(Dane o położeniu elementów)
* * * * * * * * *

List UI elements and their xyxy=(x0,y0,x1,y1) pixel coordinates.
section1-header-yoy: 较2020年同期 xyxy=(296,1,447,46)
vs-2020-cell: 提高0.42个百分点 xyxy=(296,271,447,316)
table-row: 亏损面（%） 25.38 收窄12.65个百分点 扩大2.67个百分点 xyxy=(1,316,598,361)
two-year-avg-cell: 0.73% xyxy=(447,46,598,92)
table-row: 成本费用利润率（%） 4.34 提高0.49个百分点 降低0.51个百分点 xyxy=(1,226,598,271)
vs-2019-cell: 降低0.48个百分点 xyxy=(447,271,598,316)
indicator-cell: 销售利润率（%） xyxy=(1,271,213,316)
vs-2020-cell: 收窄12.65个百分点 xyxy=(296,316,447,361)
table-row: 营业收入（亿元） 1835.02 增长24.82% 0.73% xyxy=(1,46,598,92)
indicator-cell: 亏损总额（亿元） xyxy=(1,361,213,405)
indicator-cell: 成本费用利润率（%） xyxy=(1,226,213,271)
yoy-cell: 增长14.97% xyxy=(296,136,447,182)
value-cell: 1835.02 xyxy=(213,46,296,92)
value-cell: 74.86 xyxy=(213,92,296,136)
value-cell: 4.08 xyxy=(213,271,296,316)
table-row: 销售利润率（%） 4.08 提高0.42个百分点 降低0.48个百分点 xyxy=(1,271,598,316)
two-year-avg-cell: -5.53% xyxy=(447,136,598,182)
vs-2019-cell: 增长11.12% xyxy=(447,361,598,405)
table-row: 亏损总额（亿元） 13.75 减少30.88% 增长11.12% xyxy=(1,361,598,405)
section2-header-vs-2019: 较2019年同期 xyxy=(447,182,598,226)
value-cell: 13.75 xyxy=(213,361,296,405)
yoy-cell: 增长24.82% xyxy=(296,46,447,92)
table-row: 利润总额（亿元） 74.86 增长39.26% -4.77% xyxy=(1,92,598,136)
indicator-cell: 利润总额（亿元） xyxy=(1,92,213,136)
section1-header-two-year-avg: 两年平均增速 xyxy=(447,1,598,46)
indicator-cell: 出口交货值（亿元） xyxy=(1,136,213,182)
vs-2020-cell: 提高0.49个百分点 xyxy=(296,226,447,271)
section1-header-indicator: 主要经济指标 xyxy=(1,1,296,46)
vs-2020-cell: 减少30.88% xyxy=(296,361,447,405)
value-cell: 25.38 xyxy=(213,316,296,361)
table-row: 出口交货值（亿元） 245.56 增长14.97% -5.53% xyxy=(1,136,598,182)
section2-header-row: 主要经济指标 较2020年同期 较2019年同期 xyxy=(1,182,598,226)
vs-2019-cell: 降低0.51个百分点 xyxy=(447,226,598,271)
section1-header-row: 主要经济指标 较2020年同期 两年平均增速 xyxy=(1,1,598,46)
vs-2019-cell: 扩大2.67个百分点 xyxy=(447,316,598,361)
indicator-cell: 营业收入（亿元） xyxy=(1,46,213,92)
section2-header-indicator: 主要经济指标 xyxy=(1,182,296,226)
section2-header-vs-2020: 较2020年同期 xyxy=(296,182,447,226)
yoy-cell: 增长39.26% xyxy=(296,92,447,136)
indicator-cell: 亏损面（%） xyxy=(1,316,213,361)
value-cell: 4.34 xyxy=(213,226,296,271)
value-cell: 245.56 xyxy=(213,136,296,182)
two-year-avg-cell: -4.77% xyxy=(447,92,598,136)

* * * * * * * * *

*OPIS ĆWICZENIA*
Zwróć wszystkie powyższe wiersze bez żadnych zmian, znak w znak.

*ODPOWIEDŹ DO ZADANIA*
List UI elements and their xyxy=(x0,y0,x1,y1) pixel coordinates.
section1-header-yoy: 较2020年同期 xyxy=(296,1,447,46)
vs-2020-cell: 提高0.42个百分点 xyxy=(296,271,447,316)
table-row: 亏损面（%） 25.38 收窄12.65个百分点 扩大2.67个百分点 xyxy=(1,316,598,361)
two-year-avg-cell: 0.73% xyxy=(447,46,598,92)
table-row: 成本费用利润率（%） 4.34 提高0.49个百分点 降低0.51个百分点 xyxy=(1,226,598,271)
vs-2019-cell: 降低0.48个百分点 xyxy=(447,271,598,316)
indicator-cell: 销售利润率（%） xyxy=(1,271,213,316)
vs-2020-cell: 收窄12.65个百分点 xyxy=(296,316,447,361)
table-row: 营业收入（亿元） 1835.02 增长24.82% 0.73% xyxy=(1,46,598,92)
indicator-cell: 亏损总额（亿元） xyxy=(1,361,213,405)
indicator-cell: 成本费用利润率（%） xyxy=(1,226,213,271)
yoy-cell: 增长14.97% xyxy=(296,136,447,182)
value-cell: 1835.02 xyxy=(213,46,296,92)
value-cell: 74.86 xyxy=(213,92,296,136)
value-cell: 4.08 xyxy=(213,271,296,316)
table-row: 销售利润率（%） 4.08 提高0.42个百分点 降低0.48个百分点 xyxy=(1,271,598,316)
two-year-avg-cell: -5.53% xyxy=(447,136,598,182)
vs-2019-cell: 增长11.12% xyxy=(447,361,598,405)
table-row: 亏损总额（亿元） 13.75 减少30.88% 增长11.12% xyxy=(1,361,598,405)
section2-header-vs-2019: 较2019年同期 xyxy=(447,182,598,226)
value-cell: 13.75 xyxy=(213,361,296,405)
yoy-cell: 增长24.82% xyxy=(296,46,447,92)
table-row: 利润总额（亿元） 74.86 增长39.26% -4.77% xyxy=(1,92,598,136)
indicator-cell: 利润总额（亿元） xyxy=(1,92,213,136)
section1-header-two-year-avg: 两年平均增速 xyxy=(447,1,598,46)
indicator-cell: 出口交货值（亿元） xyxy=(1,136,213,182)
vs-2020-cell: 提高0.49个百分点 xyxy=(296,226,447,271)
section1-header-indicator: 主要经济指标 xyxy=(1,1,296,46)
vs-2020-cell: 减少30.88% xyxy=(296,361,447,405)
value-cell: 25.38 xyxy=(213,316,296,361)
table-row: 出口交货值（亿元） 245.56 增长14.97% -5.53% xyxy=(1,136,598,182)
section2-header-row: 主要经济指标 较2020年同期 较2019年同期 xyxy=(1,182,598,226)
vs-2019-cell: 降低0.51个百分点 xyxy=(447,226,598,271)
section1-header-row: 主要经济指标 较2020年同期 两年平均增速 xyxy=(1,1,598,46)
vs-2019-cell: 扩大2.67个百分点 xyxy=(447,316,598,361)
indicator-cell: 营业收入（亿元） xyxy=(1,46,213,92)
section2-header-indicator: 主要经济指标 xyxy=(1,182,296,226)
section2-header-vs-2020: 较2020年同期 xyxy=(296,182,447,226)
yoy-cell: 增长39.26% xyxy=(296,92,447,136)
indicator-cell: 亏损面（%） xyxy=(1,316,213,361)
value-cell: 4.34 xyxy=(213,226,296,271)
value-cell: 245.56 xyxy=(213,136,296,182)
two-year-avg-cell: -4.77% xyxy=(447,92,598,136)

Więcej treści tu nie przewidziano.